**PROVIDED INFORMATION**

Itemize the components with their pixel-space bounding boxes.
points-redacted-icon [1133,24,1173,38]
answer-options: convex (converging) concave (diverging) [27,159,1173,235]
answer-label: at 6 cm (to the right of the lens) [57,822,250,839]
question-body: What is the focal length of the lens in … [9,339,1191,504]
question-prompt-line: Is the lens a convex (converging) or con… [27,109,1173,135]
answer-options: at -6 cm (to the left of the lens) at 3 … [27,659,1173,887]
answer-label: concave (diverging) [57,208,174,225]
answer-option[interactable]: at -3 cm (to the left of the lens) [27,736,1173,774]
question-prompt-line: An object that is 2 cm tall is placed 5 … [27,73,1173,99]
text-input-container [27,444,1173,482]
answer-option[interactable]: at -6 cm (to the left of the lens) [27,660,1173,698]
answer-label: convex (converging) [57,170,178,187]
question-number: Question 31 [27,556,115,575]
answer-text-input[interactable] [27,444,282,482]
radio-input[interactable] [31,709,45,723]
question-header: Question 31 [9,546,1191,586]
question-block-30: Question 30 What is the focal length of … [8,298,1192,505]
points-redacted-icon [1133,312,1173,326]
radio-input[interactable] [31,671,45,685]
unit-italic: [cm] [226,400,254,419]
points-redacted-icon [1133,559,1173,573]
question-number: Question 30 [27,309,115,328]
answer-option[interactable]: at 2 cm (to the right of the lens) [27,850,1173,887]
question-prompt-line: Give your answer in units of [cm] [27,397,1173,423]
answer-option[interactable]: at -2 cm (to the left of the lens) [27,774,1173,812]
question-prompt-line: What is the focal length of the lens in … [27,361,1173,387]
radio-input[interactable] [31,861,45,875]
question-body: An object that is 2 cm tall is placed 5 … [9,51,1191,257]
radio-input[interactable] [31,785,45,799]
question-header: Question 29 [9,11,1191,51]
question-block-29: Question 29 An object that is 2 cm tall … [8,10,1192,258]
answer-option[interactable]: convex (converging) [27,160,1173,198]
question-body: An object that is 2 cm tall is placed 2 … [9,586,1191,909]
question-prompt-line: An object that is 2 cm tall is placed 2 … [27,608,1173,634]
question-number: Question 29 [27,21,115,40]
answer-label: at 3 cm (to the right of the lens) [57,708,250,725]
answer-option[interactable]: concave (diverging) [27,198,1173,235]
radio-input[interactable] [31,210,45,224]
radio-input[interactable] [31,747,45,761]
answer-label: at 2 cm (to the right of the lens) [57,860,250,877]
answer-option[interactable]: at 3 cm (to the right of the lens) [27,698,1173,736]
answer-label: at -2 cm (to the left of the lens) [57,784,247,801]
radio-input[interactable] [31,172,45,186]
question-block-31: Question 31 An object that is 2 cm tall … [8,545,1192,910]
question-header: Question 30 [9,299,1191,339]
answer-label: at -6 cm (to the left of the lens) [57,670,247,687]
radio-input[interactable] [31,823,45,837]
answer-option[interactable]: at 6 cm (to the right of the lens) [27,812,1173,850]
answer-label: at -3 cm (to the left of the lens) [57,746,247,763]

**PROBLEM DESCRIPTION**
Quote the records verbatim from the first line up to and including the line containing "question-prompt-line: An object that is 2 cm tall is placed 5".

**THE ANSWER**
Itemize the components with their pixel-space bounding boxes.
points-redacted-icon [1133,24,1173,38]
answer-options: convex (converging) concave (diverging) [27,159,1173,235]
answer-label: at 6 cm (to the right of the lens) [57,822,250,839]
question-body: What is the focal length of the lens in … [9,339,1191,504]
question-prompt-line: Is the lens a convex (converging) or con… [27,109,1173,135]
answer-options: at -6 cm (to the left of the lens) at 3 … [27,659,1173,887]
answer-label: concave (diverging) [57,208,174,225]
answer-option[interactable]: at -3 cm (to the left of the lens) [27,736,1173,774]
question-prompt-line: An object that is 2 cm tall is placed 5 … [27,73,1173,99]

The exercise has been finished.